THE REQUEST — Pull out every line below holding the word "kaufen".
● ● ● ● ● ● ●
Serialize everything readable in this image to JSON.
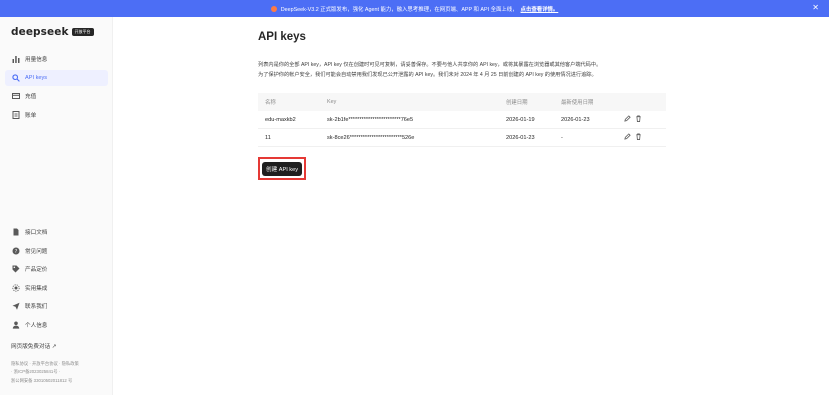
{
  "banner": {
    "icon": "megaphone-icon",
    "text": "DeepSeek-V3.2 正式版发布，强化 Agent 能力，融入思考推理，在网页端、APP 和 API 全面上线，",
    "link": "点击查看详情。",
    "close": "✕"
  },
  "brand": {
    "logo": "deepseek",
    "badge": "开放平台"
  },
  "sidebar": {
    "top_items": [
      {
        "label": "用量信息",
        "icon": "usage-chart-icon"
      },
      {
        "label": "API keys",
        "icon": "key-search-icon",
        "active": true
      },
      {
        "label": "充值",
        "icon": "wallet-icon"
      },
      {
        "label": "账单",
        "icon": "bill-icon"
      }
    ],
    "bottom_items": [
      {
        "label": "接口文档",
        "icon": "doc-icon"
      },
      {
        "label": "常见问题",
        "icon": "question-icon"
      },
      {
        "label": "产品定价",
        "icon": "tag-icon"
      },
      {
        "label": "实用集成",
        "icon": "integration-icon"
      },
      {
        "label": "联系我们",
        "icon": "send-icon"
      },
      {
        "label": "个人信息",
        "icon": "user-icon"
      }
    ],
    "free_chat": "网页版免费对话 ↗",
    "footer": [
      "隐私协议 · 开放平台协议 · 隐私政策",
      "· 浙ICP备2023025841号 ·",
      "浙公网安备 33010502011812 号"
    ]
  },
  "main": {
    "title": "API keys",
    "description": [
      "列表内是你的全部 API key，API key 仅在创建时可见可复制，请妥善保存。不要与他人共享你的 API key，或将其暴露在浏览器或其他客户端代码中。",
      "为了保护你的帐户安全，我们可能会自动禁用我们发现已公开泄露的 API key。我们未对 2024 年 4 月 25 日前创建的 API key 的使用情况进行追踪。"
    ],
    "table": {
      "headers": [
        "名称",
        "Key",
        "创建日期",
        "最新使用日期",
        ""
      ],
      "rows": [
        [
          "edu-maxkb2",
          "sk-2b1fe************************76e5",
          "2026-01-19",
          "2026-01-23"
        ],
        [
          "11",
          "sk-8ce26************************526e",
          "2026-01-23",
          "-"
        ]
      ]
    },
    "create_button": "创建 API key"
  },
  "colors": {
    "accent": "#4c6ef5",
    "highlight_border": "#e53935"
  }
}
● ● ● ● ● ● ●
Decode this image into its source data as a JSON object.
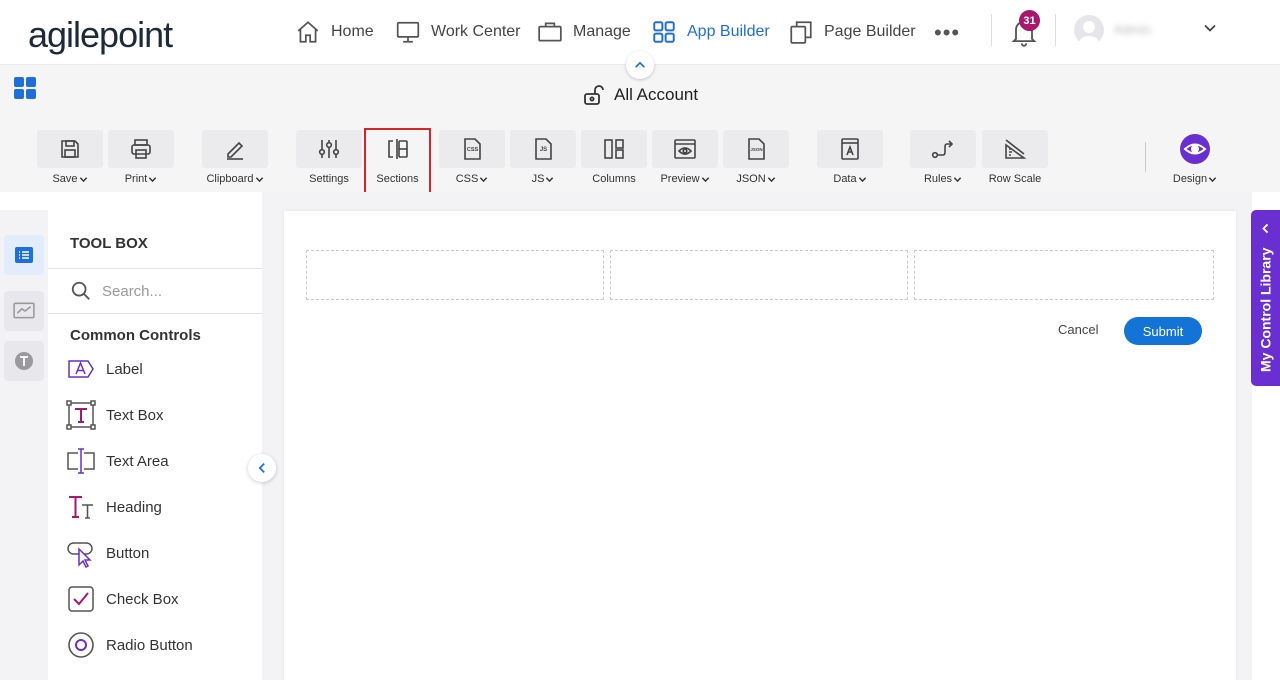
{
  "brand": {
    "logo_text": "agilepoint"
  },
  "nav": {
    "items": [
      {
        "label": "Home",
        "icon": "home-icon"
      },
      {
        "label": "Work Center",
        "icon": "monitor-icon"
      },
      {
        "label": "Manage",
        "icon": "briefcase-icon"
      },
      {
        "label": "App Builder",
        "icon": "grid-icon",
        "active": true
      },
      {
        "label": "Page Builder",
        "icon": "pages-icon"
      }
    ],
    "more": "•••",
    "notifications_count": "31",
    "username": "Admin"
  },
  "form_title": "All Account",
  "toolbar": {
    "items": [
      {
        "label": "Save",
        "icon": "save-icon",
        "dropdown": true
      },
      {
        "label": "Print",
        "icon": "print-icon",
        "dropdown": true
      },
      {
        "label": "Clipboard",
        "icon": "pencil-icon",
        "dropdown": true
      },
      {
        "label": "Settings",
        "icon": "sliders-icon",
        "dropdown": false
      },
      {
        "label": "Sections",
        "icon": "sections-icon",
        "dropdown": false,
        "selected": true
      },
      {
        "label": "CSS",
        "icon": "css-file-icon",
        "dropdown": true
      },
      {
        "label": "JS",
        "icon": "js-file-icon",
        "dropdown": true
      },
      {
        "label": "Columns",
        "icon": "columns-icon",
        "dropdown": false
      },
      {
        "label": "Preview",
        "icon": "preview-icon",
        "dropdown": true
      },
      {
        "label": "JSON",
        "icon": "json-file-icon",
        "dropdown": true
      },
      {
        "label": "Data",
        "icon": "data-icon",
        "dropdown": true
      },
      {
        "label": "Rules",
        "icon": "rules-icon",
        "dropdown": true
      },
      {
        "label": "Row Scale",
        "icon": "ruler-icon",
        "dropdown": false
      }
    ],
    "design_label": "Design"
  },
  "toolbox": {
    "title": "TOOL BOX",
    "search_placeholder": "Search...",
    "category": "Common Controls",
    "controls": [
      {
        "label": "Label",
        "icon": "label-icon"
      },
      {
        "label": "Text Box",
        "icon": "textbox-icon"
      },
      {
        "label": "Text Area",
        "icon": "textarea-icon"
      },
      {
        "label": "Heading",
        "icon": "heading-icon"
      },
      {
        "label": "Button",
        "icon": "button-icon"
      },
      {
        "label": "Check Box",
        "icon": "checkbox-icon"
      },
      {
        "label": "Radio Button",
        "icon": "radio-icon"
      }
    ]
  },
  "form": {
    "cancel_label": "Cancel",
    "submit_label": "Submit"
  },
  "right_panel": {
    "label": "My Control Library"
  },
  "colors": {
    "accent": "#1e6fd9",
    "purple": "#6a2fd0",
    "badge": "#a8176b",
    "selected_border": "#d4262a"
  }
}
● ● ● ● ● ● ●
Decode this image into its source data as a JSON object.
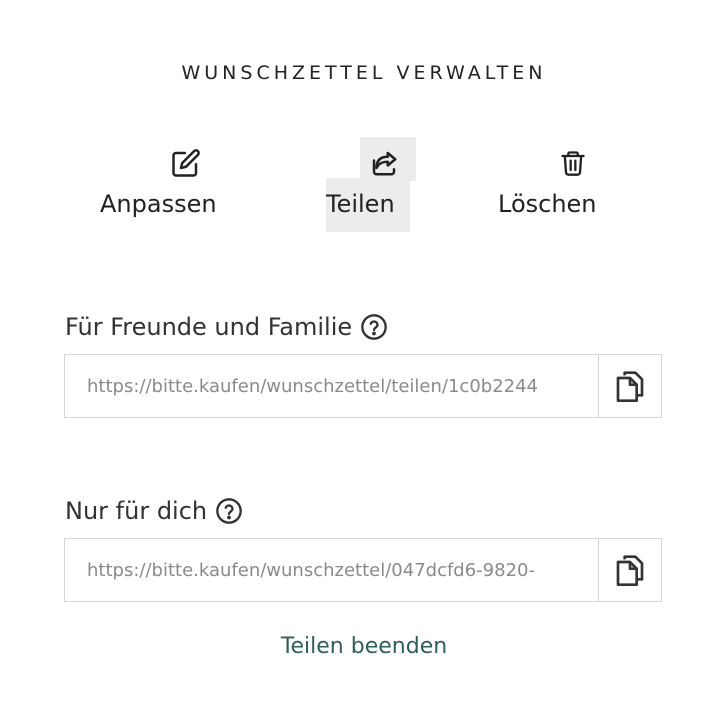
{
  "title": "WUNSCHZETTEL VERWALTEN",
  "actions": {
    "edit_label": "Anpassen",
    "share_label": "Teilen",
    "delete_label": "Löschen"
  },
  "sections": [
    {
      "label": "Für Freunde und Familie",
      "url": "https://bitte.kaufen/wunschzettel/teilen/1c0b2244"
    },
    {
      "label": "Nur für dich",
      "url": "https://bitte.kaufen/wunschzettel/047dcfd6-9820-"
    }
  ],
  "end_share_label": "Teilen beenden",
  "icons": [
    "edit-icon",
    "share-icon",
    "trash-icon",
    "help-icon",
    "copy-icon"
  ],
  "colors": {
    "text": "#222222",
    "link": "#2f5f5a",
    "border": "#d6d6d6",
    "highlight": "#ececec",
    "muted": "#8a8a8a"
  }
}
● ● ● ● ● ● ●
TASK OUTPUT —
      "url": "https://bitte.kaufen/wunschzettel/teilen/1c0b2244"
      "url": "https://bitte.kaufen/wunschzettel/047dcfd6-9820-"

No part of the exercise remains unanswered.